### Stated task:
Reproduce without change everything from the line containing "bar-segment xyxy=(728,367,751,370)" down to the line containing "chart-title: Carbon dioxide", both of those lines included.

### Input records:
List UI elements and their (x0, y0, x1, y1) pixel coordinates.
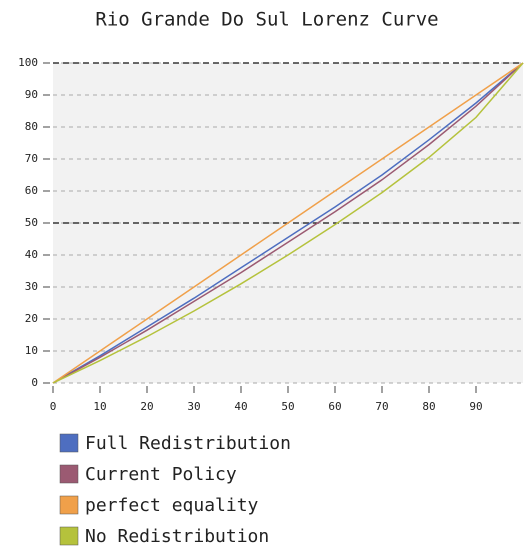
x-tick-label: 80 (422, 400, 435, 413)
legend-swatch (59, 526, 79, 546)
x-tick-label: 40 (234, 400, 247, 413)
x-tick-label: 30 (187, 400, 200, 413)
y-tick-label: 30 (25, 280, 38, 293)
y-tick-label: 80 (25, 120, 38, 133)
y-tick-label: 60 (25, 184, 38, 197)
x-tick-label: 50 (281, 400, 294, 413)
series-line (52, 62, 524, 384)
y-tick-label: 10 (25, 344, 38, 357)
y-tick-label: 0 (31, 376, 38, 389)
legend-swatch (59, 464, 79, 484)
y-tick-label: 50 (25, 216, 38, 229)
y-tick-label: 90 (25, 88, 38, 101)
series-line (52, 62, 524, 384)
legend-label: Full Redistribution (85, 433, 291, 454)
legend-label: Current Policy (85, 464, 237, 485)
x-tick-label: 90 (469, 400, 482, 413)
y-tick-label: 100 (18, 56, 38, 69)
chart-title: Rio Grande Do Sul Lorenz Curve (95, 9, 438, 31)
series-line (52, 62, 524, 384)
x-tick-label: 10 (93, 400, 106, 413)
x-tick-label: 0 (50, 400, 57, 413)
y-tick-label: 20 (25, 312, 38, 325)
x-tick-label: 20 (140, 400, 153, 413)
x-tick-label: 60 (328, 400, 341, 413)
legend-swatch (59, 495, 79, 515)
y-tick-label: 40 (25, 248, 38, 261)
y-tick-label: 70 (25, 152, 38, 165)
legend-label: perfect equality (85, 495, 259, 516)
legend-label: No Redistribution (85, 526, 269, 547)
x-tick-label: 70 (375, 400, 388, 413)
legend-swatch (59, 433, 79, 453)
series-line (52, 62, 524, 384)
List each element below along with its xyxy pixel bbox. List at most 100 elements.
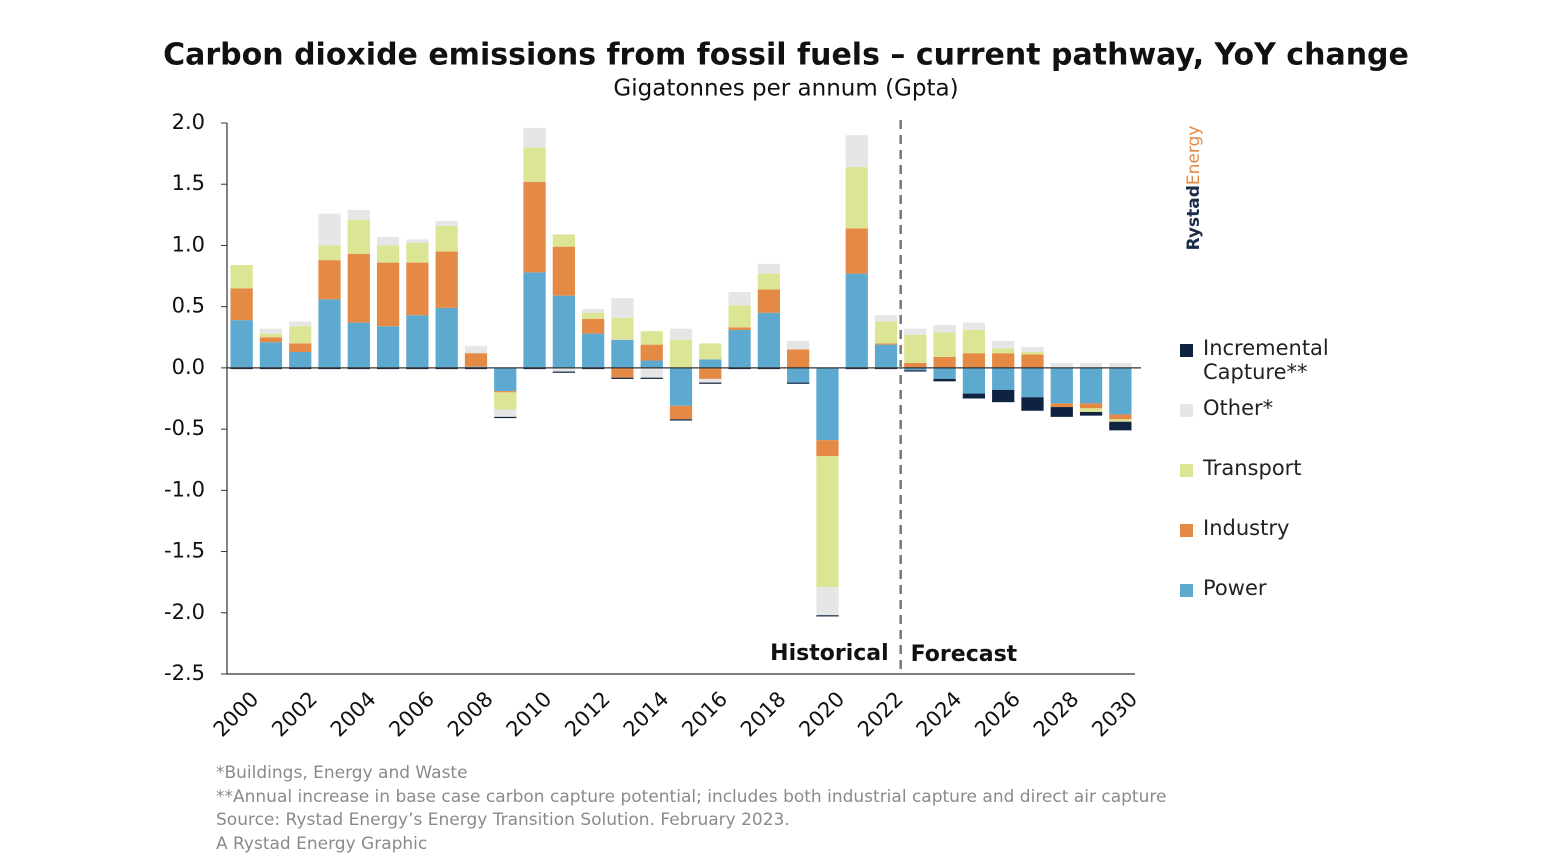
bar-segment xyxy=(728,367,751,370)
bar-segment xyxy=(757,263,781,274)
legend-swatch xyxy=(1180,464,1193,477)
bar-segment xyxy=(992,353,1015,368)
legend-item: Power xyxy=(1178,576,1358,636)
bar-segment xyxy=(757,273,781,290)
chart-title: Carbon dioxide emissions from fossil fue… xyxy=(163,38,1409,73)
bar-segment xyxy=(845,367,868,370)
x-tick-label: 2018 xyxy=(736,687,791,742)
bar-segment xyxy=(259,337,283,343)
bar-segment xyxy=(669,367,693,406)
bar-segment xyxy=(845,228,868,274)
bar-segment xyxy=(406,242,429,263)
legend-swatch xyxy=(1180,404,1193,417)
bar-segment xyxy=(376,262,400,327)
bar-segment xyxy=(289,351,312,368)
bar-segment xyxy=(933,356,956,368)
footnote: Source: Rystad Energy’s Energy Transitio… xyxy=(216,810,790,830)
bar-segment xyxy=(318,213,341,246)
bar-segment xyxy=(494,409,517,417)
bar-segment xyxy=(874,344,898,368)
bar-segment xyxy=(230,265,253,289)
bar-segment xyxy=(376,367,400,370)
bar-segment xyxy=(552,246,575,296)
annotation: Historical xyxy=(770,641,889,666)
bar-segment xyxy=(1079,411,1103,416)
bar-segment xyxy=(1021,351,1044,355)
bar-segment xyxy=(728,305,751,328)
y-tick-label: 1.0 xyxy=(172,232,205,256)
bar-segment xyxy=(552,295,575,368)
bar-segment xyxy=(669,339,693,368)
bar-segment xyxy=(787,340,810,350)
legend-swatch xyxy=(1180,344,1193,357)
bar-segment xyxy=(728,329,751,368)
bar-segment xyxy=(904,362,927,368)
legend-label: Transport xyxy=(1203,456,1302,480)
bar-segment xyxy=(259,328,283,334)
logo: RystadEnergy xyxy=(1184,126,1204,251)
x-tick-label: 2014 xyxy=(619,687,674,742)
bar-segment xyxy=(581,312,605,319)
legend-swatch xyxy=(1180,524,1193,537)
bar-segment xyxy=(1050,367,1073,404)
bar-segment xyxy=(611,317,634,340)
bar-segment xyxy=(494,391,517,393)
bar-segment xyxy=(1079,403,1103,409)
x-tick-label: 2010 xyxy=(502,687,557,742)
bar-segment xyxy=(699,378,722,383)
bar-segment xyxy=(1021,367,1044,398)
bar-segment xyxy=(406,262,429,316)
bar-segment xyxy=(1050,403,1073,408)
legend-item: Incremental Capture** xyxy=(1178,336,1358,396)
bar-segment xyxy=(464,367,488,370)
x-tick-label: 2030 xyxy=(1087,687,1142,742)
bar-segment xyxy=(757,312,781,368)
bar-segment xyxy=(992,367,1015,390)
bar-segment xyxy=(552,234,575,247)
x-tick-label: 2008 xyxy=(443,687,498,742)
x-tick-label: 2004 xyxy=(326,687,381,742)
annotation: Forecast xyxy=(911,642,1018,667)
bar-segment xyxy=(376,245,400,263)
x-tick-label: 2024 xyxy=(912,687,967,742)
bar-segment xyxy=(933,332,956,357)
bar-segment xyxy=(1079,408,1103,412)
bar-segment xyxy=(523,127,546,148)
bar-segment xyxy=(523,272,546,368)
bar-segment xyxy=(933,367,956,379)
bar-segment xyxy=(523,181,546,273)
bar-segment xyxy=(230,367,253,370)
bar-segment xyxy=(640,360,663,368)
bar-segment xyxy=(523,367,546,370)
bar-segment xyxy=(259,333,283,338)
bar-segment xyxy=(435,307,458,368)
bar-segment xyxy=(640,367,663,378)
bar-segment xyxy=(494,367,517,392)
bar-segment xyxy=(757,367,781,370)
bar-segment xyxy=(699,367,722,379)
bar-segment xyxy=(874,321,898,344)
bar-segment xyxy=(1109,362,1132,368)
bar-segment xyxy=(581,309,605,313)
footnote: **Annual increase in base case carbon ca… xyxy=(216,786,1167,807)
bar-segment xyxy=(318,245,341,261)
bar-segment xyxy=(1079,362,1103,368)
bar-segment xyxy=(816,615,839,617)
legend-label: Incremental Capture** xyxy=(1203,336,1329,384)
bar-segment xyxy=(669,328,693,340)
bar-segment xyxy=(289,367,312,370)
bar-segment xyxy=(464,345,488,354)
bar-segment xyxy=(787,349,810,368)
x-tick-label: 2026 xyxy=(970,687,1025,742)
bar-segment xyxy=(1109,421,1132,431)
bar-segment xyxy=(640,377,663,379)
bar-segment xyxy=(494,392,517,410)
bar-segment xyxy=(406,315,429,368)
legend-item: Other* xyxy=(1178,396,1358,456)
bar-segment xyxy=(318,367,341,370)
bar-segment xyxy=(1021,354,1044,368)
bar-segment xyxy=(962,329,986,354)
legend-label: Other* xyxy=(1203,396,1274,420)
bar-segment xyxy=(464,366,488,368)
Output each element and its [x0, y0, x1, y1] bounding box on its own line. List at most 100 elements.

### Response below:
bar-segment xyxy=(728,367,751,370)
bar-segment xyxy=(757,263,781,274)
legend-swatch xyxy=(1180,464,1193,477)
bar-segment xyxy=(992,353,1015,368)
legend-item: Power xyxy=(1178,576,1358,636)
bar-segment xyxy=(757,273,781,290)
chart-title: Carbon dioxide emissions from fossil fue… xyxy=(163,38,1409,73)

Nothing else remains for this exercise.